------ RECORDS SUPPLIED
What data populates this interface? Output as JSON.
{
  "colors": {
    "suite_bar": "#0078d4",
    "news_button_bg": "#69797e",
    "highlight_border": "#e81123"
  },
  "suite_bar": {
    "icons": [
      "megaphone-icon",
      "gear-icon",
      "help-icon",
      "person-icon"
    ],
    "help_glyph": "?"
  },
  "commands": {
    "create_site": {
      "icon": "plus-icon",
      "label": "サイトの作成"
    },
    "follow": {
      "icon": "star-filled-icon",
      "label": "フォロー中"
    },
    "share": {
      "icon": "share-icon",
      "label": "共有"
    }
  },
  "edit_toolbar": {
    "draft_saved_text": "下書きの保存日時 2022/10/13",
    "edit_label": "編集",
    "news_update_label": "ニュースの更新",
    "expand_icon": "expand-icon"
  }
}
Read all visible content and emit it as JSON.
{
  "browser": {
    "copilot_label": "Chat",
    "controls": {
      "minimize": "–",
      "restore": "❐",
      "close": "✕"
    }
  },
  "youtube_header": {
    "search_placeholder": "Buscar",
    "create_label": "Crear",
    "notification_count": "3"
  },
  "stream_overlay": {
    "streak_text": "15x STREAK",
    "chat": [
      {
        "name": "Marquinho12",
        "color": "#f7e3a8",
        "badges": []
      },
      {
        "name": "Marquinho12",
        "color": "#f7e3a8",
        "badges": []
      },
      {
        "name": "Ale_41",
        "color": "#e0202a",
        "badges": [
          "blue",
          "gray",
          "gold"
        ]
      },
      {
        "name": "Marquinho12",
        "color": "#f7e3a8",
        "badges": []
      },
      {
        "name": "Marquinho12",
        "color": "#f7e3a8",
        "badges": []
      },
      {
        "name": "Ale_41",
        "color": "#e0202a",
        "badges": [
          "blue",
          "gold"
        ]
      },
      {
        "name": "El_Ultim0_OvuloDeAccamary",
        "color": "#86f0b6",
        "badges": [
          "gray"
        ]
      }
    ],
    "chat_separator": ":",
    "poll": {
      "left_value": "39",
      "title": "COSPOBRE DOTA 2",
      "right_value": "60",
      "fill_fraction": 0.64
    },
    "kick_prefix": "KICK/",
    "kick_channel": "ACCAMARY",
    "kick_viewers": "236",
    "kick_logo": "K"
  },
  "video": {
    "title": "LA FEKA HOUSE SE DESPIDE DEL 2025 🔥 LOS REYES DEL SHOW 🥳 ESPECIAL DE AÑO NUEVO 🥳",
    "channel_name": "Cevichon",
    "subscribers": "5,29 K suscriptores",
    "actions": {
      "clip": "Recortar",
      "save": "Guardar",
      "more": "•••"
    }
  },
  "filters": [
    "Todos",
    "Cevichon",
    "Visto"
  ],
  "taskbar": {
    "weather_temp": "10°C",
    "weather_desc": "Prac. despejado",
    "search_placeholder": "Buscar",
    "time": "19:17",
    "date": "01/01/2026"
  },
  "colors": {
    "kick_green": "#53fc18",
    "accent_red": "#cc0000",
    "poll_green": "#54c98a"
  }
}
------------
------ RECORDS SUPPLIED
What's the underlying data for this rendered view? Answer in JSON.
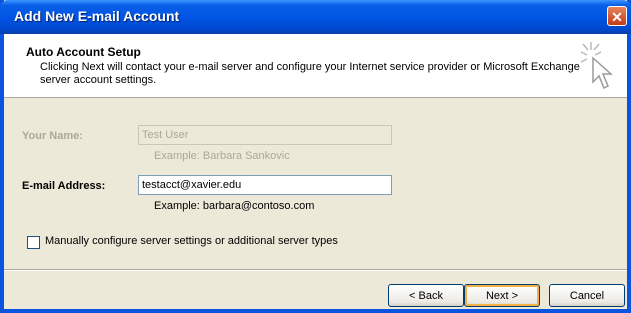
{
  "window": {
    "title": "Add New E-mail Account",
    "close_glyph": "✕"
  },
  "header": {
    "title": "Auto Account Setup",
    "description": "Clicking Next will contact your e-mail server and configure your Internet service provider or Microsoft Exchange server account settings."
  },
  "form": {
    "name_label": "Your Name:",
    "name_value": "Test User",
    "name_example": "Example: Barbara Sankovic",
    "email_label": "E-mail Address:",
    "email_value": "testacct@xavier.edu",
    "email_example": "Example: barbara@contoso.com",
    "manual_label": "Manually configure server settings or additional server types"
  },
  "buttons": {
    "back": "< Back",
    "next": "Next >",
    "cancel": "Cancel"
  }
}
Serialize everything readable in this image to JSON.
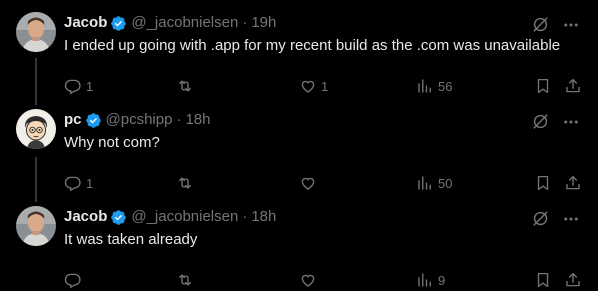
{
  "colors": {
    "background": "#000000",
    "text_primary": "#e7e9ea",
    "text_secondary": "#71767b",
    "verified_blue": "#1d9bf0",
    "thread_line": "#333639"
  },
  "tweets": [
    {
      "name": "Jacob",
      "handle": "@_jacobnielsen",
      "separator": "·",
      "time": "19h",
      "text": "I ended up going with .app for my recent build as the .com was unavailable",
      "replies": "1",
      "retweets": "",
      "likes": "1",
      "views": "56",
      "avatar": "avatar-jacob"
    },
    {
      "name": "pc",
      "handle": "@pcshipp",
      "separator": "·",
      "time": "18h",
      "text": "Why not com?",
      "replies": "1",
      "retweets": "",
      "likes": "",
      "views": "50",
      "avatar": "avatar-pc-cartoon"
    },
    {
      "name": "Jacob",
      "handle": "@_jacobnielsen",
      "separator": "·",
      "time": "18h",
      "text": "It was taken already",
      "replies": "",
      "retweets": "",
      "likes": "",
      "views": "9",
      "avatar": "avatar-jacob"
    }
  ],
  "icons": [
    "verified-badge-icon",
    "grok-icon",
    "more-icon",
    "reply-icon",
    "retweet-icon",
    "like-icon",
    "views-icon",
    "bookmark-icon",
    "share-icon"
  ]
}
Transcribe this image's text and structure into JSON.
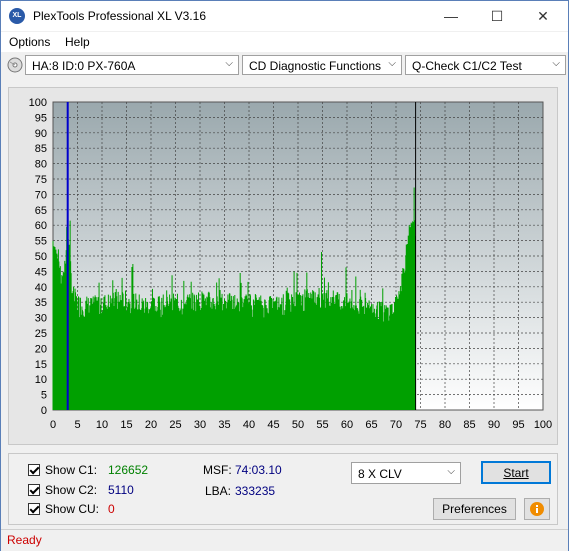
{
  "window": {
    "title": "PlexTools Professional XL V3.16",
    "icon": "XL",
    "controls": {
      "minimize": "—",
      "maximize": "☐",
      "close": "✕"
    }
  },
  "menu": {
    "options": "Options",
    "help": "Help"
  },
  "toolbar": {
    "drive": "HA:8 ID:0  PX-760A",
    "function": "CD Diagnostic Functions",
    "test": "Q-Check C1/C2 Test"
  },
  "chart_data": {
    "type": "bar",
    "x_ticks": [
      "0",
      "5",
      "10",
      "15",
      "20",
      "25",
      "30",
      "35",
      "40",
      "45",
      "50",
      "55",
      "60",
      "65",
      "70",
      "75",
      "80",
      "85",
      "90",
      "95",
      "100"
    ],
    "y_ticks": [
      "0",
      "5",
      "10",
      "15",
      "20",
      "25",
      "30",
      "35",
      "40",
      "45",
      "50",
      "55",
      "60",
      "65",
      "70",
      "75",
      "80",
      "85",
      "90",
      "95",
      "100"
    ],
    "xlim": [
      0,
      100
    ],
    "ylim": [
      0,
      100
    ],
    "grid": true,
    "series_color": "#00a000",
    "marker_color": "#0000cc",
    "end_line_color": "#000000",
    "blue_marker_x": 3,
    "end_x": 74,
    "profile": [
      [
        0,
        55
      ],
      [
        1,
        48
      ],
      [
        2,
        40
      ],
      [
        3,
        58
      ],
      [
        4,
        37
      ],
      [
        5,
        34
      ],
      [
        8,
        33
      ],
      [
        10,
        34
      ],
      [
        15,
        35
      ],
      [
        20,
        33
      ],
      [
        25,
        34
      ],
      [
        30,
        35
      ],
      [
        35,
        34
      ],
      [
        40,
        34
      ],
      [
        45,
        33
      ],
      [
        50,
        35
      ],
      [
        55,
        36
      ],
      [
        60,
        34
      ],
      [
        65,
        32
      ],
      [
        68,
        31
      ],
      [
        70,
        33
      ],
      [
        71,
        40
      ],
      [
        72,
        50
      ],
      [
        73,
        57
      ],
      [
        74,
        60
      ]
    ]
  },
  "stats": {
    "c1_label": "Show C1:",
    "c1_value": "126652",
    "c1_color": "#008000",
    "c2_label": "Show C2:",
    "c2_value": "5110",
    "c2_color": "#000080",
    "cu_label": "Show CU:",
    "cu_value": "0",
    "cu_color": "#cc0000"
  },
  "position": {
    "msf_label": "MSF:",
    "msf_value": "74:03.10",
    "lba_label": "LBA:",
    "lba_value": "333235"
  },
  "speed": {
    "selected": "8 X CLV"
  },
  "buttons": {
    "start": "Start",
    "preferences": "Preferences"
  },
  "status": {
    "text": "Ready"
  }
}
------------
------ RECORDS SUPPLIED
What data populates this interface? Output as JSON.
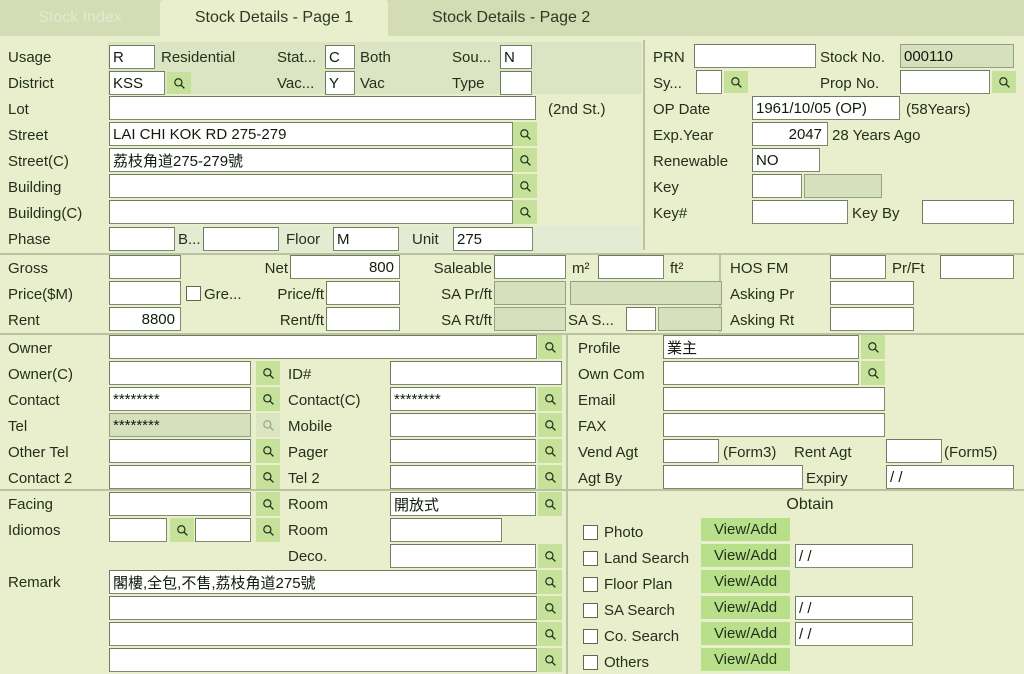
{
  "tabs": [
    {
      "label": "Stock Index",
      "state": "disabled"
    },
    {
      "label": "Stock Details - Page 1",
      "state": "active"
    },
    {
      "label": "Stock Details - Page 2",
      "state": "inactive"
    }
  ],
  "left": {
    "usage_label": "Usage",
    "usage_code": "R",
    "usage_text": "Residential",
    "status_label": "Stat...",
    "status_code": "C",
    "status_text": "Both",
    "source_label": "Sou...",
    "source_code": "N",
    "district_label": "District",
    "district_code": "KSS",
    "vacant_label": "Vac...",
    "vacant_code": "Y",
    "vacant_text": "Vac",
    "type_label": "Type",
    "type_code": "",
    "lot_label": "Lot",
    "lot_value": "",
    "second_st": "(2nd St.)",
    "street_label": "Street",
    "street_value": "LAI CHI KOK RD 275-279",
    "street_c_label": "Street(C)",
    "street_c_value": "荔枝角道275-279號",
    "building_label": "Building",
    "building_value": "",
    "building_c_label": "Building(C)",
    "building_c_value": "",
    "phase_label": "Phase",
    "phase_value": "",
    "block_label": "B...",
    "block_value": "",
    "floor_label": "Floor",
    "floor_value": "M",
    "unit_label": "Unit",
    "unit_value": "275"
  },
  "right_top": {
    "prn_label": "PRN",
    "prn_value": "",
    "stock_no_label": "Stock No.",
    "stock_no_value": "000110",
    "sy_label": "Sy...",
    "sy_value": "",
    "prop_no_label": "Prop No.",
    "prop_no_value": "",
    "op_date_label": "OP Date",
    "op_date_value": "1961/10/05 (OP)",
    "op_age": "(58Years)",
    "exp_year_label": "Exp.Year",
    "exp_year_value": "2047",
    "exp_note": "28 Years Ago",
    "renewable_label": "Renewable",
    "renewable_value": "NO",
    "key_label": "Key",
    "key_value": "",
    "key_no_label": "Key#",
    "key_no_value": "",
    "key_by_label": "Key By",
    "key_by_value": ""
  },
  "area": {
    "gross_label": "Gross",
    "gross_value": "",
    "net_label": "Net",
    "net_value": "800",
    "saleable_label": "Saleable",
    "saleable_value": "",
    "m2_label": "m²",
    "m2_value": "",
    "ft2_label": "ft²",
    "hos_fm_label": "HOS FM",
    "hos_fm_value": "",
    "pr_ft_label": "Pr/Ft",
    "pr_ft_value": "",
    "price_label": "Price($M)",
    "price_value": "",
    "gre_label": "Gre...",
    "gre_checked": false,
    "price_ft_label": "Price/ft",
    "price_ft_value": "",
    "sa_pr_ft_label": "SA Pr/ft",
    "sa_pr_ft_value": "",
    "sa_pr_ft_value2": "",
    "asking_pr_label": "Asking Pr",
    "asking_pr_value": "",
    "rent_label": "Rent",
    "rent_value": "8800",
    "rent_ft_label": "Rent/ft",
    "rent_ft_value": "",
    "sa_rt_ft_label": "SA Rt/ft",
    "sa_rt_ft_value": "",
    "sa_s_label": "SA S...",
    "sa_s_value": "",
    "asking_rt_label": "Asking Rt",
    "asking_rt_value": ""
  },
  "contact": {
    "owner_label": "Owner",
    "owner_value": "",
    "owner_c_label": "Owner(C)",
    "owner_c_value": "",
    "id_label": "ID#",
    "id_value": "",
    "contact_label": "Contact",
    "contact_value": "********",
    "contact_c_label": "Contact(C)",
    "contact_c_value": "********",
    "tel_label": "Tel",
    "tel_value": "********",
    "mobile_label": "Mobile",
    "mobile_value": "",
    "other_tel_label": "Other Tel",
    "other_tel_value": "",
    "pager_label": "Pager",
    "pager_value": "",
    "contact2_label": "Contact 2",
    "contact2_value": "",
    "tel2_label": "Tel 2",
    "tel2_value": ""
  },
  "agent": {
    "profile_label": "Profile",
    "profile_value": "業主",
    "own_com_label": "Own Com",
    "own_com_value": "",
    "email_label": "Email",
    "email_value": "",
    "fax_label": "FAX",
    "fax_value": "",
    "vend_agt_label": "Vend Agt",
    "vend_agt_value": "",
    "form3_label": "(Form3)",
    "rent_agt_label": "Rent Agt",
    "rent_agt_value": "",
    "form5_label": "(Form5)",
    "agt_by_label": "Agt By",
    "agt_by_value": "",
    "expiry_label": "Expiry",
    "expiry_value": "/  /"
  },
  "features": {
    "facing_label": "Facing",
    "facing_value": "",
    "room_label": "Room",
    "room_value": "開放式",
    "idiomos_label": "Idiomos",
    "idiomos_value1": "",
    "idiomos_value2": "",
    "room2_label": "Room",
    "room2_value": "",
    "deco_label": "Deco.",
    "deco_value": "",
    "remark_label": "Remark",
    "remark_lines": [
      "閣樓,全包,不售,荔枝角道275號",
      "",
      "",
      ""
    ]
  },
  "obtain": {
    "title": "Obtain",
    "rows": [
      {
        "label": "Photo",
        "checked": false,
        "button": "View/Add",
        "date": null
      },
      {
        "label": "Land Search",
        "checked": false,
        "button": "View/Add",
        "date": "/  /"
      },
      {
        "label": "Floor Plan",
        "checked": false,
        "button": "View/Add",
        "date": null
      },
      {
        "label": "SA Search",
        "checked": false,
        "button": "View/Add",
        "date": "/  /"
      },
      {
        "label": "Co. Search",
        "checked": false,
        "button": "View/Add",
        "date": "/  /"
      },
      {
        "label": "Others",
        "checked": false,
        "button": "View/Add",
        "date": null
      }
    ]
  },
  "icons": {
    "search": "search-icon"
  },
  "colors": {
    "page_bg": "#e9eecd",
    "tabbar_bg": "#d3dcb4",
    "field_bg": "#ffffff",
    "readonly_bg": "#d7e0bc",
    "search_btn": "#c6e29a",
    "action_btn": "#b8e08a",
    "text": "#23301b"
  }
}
------------
▶ [STATED PROBLEM] Point out every line holding the string "server" and copy it.

▶ [RESPONSE BELOW]
    "description": "Clicking Next will contact your e-mail server and configure your Internet service provider or Microsoft Exchange server account settings."
    "manual_label": "Manually configure server settings or additional server types"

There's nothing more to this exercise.